> **TASK TO CARRY OUT**: Print the complete set of entries exactly.

--- Start SUPPLIED MATERIAL ---

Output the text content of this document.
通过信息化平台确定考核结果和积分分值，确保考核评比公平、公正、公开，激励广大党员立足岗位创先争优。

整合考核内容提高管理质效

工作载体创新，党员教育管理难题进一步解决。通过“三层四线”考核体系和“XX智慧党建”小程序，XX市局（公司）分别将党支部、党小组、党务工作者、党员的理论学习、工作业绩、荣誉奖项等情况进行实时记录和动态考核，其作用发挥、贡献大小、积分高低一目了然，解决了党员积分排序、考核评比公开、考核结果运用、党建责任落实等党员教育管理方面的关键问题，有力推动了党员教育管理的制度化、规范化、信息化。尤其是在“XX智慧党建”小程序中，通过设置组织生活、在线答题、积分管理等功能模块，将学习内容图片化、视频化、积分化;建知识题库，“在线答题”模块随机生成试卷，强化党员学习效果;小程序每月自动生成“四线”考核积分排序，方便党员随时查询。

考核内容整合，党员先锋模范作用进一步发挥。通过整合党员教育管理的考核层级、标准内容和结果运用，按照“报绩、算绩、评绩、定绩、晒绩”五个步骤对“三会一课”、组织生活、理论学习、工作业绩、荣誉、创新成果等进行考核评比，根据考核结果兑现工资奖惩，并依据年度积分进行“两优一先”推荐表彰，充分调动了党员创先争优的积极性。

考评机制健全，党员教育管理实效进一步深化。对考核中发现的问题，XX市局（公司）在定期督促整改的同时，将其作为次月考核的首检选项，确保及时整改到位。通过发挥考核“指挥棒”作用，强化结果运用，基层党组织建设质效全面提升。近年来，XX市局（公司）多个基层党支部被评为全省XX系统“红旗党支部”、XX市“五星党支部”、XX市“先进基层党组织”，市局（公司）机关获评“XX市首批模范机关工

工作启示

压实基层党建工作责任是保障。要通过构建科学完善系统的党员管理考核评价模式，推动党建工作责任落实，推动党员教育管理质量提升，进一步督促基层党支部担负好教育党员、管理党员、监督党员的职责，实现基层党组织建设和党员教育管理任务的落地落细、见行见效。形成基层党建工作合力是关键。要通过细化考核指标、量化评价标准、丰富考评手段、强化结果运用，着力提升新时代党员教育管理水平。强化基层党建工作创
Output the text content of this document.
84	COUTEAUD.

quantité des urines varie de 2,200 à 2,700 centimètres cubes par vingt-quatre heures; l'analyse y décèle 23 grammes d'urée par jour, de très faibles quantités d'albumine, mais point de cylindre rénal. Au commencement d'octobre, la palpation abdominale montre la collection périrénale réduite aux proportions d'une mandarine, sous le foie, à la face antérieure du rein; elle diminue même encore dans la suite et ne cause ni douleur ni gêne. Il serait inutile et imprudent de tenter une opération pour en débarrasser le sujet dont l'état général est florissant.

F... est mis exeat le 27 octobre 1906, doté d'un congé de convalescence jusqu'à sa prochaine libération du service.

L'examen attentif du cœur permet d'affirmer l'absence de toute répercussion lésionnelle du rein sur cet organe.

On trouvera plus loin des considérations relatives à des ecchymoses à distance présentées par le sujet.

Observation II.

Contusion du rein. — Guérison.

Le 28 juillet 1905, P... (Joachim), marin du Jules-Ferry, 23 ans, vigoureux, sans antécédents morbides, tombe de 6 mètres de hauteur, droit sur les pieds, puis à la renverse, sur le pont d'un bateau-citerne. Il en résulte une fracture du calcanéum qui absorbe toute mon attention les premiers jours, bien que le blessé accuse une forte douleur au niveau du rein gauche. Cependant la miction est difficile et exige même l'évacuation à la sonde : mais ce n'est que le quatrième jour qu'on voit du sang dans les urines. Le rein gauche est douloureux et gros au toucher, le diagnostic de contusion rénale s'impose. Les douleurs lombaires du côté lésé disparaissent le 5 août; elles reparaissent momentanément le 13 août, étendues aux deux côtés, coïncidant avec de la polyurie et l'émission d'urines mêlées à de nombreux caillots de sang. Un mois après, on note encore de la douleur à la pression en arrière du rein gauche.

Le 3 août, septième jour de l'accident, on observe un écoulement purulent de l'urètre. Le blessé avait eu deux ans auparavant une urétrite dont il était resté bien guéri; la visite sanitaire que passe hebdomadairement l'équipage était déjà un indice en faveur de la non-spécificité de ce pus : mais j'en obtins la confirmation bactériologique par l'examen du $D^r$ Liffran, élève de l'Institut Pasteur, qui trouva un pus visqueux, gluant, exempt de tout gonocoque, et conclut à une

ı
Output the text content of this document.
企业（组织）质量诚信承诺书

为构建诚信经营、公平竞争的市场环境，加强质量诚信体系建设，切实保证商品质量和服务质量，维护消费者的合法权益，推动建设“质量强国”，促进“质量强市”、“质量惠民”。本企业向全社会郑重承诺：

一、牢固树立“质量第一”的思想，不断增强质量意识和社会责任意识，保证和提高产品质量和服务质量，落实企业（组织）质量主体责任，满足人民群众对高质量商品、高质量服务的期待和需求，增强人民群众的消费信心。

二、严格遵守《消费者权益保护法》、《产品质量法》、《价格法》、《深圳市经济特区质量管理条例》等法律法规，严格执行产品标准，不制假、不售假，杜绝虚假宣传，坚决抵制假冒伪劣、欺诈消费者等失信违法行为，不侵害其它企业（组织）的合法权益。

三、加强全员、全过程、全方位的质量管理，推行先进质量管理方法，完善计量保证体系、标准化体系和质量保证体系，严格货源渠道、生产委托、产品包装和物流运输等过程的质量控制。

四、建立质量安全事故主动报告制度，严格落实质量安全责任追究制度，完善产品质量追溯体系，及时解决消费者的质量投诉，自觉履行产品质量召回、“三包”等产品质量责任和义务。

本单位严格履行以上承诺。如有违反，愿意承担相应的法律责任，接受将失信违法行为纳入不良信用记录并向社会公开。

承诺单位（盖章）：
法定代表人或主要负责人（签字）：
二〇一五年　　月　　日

--- End SUPPLIED MATERIAL ---

> **ANSWER IN FULL**:
Output the text content of this document.
通过信息化平台确定考核结果和积分分值，确保考核评比公平、公正、公开，激励广大党员立足岗位创先争优。

整合考核内容提高管理质效

工作载体创新，党员教育管理难题进一步解决。通过“三层四线”考核体系和“XX智慧党建”小程序，XX市局（公司）分别将党支部、党小组、党务工作者、党员的理论学习、工作业绩、荣誉奖项等情况进行实时记录和动态考核，其作用发挥、贡献大小、积分高低一目了然，解决了党员积分排序、考核评比公开、考核结果运用、党建责任落实等党员教育管理方面的关键问题，有力推动了党员教育管理的制度化、规范化、信息化。尤其是在“XX智慧党建”小程序中，通过设置组织生活、在线答题、积分管理等功能模块，将学习内容图片化、视频化、积分化;建知识题库，“在线答题”模块随机生成试卷，强化党员学习效果;小程序每月自动生成“四线”考核积分排序，方便党员随时查询。

考核内容整合，党员先锋模范作用进一步发挥。通过整合党员教育管理的考核层级、标准内容和结果运用，按照“报绩、算绩、评绩、定绩、晒绩”五个步骤对“三会一课”、组织生活、理论学习、工作业绩、荣誉、创新成果等进行考核评比，根据考核结果兑现工资奖惩，并依据年度积分进行“两优一先”推荐表彰，充分调动了党员创先争优的积极性。

考评机制健全，党员教育管理实效进一步深化。对考核中发现的问题，XX市局（公司）在定期督促整改的同时，将其作为次月考核的首检选项，确保及时整改到位。通过发挥考核“指挥棒”作用，强化结果运用，基层党组织建设质效全面提升。近年来，XX市局（公司）多个基层党支部被评为全省XX系统“红旗党支部”、XX市“五星党支部”、XX市“先进基层党组织”，市局（公司）机关获评“XX市首批模范机关工

工作启示

压实基层党建工作责任是保障。要通过构建科学完善系统的党员管理考核评价模式，推动党建工作责任落实，推动党员教育管理质量提升，进一步督促基层党支部担负好教育党员、管理党员、监督党员的职责，实现基层党组织建设和党员教育管理任务的落地落细、见行见效。形成基层党建工作合力是关键。要通过细化考核指标、量化评价标准、丰富考评手段、强化结果运用，着力提升新时代党员教育管理水平。强化基层党建工作创
Output the text content of this document.
84	COUTEAUD.

quantité des urines varie de 2,200 à 2,700 centimètres cubes par vingt-quatre heures; l'analyse y décèle 23 grammes d'urée par jour, de très faibles quantités d'albumine, mais point de cylindre rénal. Au commencement d'octobre, la palpation abdominale montre la collection périrénale réduite aux proportions d'une mandarine, sous le foie, à la face antérieure du rein; elle diminue même encore dans la suite et ne cause ni douleur ni gêne. Il serait inutile et imprudent de tenter une opération pour en débarrasser le sujet dont l'état général est florissant.

F... est mis exeat le 27 octobre 1906, doté d'un congé de convalescence jusqu'à sa prochaine libération du service.

L'examen attentif du cœur permet d'affirmer l'absence de toute répercussion lésionnelle du rein sur cet organe.

On trouvera plus loin des considérations relatives à des ecchymoses à distance présentées par le sujet.

Observation II.

Contusion du rein. — Guérison.

Le 28 juillet 1905, P... (Joachim), marin du Jules-Ferry, 23 ans, vigoureux, sans antécédents morbides, tombe de 6 mètres de hauteur, droit sur les pieds, puis à la renverse, sur le pont d'un bateau-citerne. Il en résulte une fracture du calcanéum qui absorbe toute mon attention les premiers jours, bien que le blessé accuse une forte douleur au niveau du rein gauche. Cependant la miction est difficile et exige même l'évacuation à la sonde : mais ce n'est que le quatrième jour qu'on voit du sang dans les urines. Le rein gauche est douloureux et gros au toucher, le diagnostic de contusion rénale s'impose. Les douleurs lombaires du côté lésé disparaissent le 5 août; elles reparaissent momentanément le 13 août, étendues aux deux côtés, coïncidant avec de la polyurie et l'émission d'urines mêlées à de nombreux caillots de sang. Un mois après, on note encore de la douleur à la pression en arrière du rein gauche.

Le 3 août, septième jour de l'accident, on observe un écoulement purulent de l'urètre. Le blessé avait eu deux ans auparavant une urétrite dont il était resté bien guéri; la visite sanitaire que passe hebdomadairement l'équipage était déjà un indice en faveur de la non-spécificité de ce pus : mais j'en obtins la confirmation bactériologique par l'examen du $D^r$ Liffran, élève de l'Institut Pasteur, qui trouva un pus visqueux, gluant, exempt de tout gonocoque, et conclut à une

ı
Output the text content of this document.
企业（组织）质量诚信承诺书

为构建诚信经营、公平竞争的市场环境，加强质量诚信体系建设，切实保证商品质量和服务质量，维护消费者的合法权益，推动建设“质量强国”，促进“质量强市”、“质量惠民”。本企业向全社会郑重承诺：

一、牢固树立“质量第一”的思想，不断增强质量意识和社会责任意识，保证和提高产品质量和服务质量，落实企业（组织）质量主体责任，满足人民群众对高质量商品、高质量服务的期待和需求，增强人民群众的消费信心。

二、严格遵守《消费者权益保护法》、《产品质量法》、《价格法》、《深圳市经济特区质量管理条例》等法律法规，严格执行产品标准，不制假、不售假，杜绝虚假宣传，坚决抵制假冒伪劣、欺诈消费者等失信违法行为，不侵害其它企业（组织）的合法权益。

三、加强全员、全过程、全方位的质量管理，推行先进质量管理方法，完善计量保证体系、标准化体系和质量保证体系，严格货源渠道、生产委托、产品包装和物流运输等过程的质量控制。

四、建立质量安全事故主动报告制度，严格落实质量安全责任追究制度，完善产品质量追溯体系，及时解决消费者的质量投诉，自觉履行产品质量召回、“三包”等产品质量责任和义务。

本单位严格履行以上承诺。如有违反，愿意承担相应的法律责任，接受将失信违法行为纳入不良信用记录并向社会公开。

承诺单位（盖章）：
法定代表人或主要负责人（签字）：
二〇一五年　　月　　日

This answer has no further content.